-- begin Data supplied --

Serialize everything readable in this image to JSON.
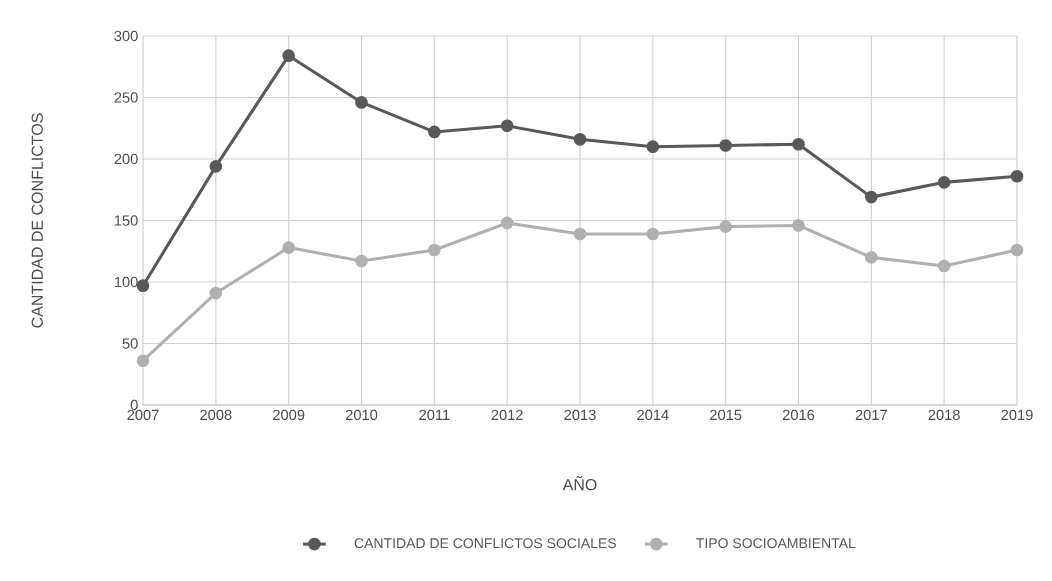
{
  "chart_data": {
    "type": "line",
    "xlabel": "AÑO",
    "ylabel": "CANTIDAD DE CONFLICTOS",
    "categories": [
      "2007",
      "2008",
      "2009",
      "2010",
      "2011",
      "2012",
      "2013",
      "2014",
      "2015",
      "2016",
      "2017",
      "2018",
      "2019"
    ],
    "series": [
      {
        "name": "CANTIDAD DE CONFLICTOS SOCIALES",
        "color": "#595959",
        "values": [
          97,
          194,
          284,
          246,
          222,
          227,
          216,
          210,
          211,
          212,
          169,
          181,
          186
        ]
      },
      {
        "name": "TIPO SOCIOAMBIENTAL",
        "color": "#b0b0b0",
        "values": [
          36,
          91,
          128,
          117,
          126,
          148,
          139,
          139,
          145,
          146,
          120,
          113,
          126
        ]
      }
    ],
    "ylim": [
      0,
      300
    ],
    "yticks": [
      0,
      50,
      100,
      150,
      200,
      250,
      300
    ],
    "grid": true,
    "legend": "bottom",
    "marker": "circle",
    "line_style": "solid"
  }
}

-- end Data supplied --

■ Instructions to follow:
Every record must be copied exactly, with images dropped from the result.

■ Worked answer:
Serialize everything readable in this image to JSON.
{
  "chart_data": {
    "type": "line",
    "xlabel": "AÑO",
    "ylabel": "CANTIDAD DE CONFLICTOS",
    "categories": [
      "2007",
      "2008",
      "2009",
      "2010",
      "2011",
      "2012",
      "2013",
      "2014",
      "2015",
      "2016",
      "2017",
      "2018",
      "2019"
    ],
    "series": [
      {
        "name": "CANTIDAD DE CONFLICTOS SOCIALES",
        "color": "#595959",
        "values": [
          97,
          194,
          284,
          246,
          222,
          227,
          216,
          210,
          211,
          212,
          169,
          181,
          186
        ]
      },
      {
        "name": "TIPO SOCIOAMBIENTAL",
        "color": "#b0b0b0",
        "values": [
          36,
          91,
          128,
          117,
          126,
          148,
          139,
          139,
          145,
          146,
          120,
          113,
          126
        ]
      }
    ],
    "ylim": [
      0,
      300
    ],
    "yticks": [
      0,
      50,
      100,
      150,
      200,
      250,
      300
    ],
    "grid": true,
    "legend": "bottom",
    "marker": "circle",
    "line_style": "solid"
  }
}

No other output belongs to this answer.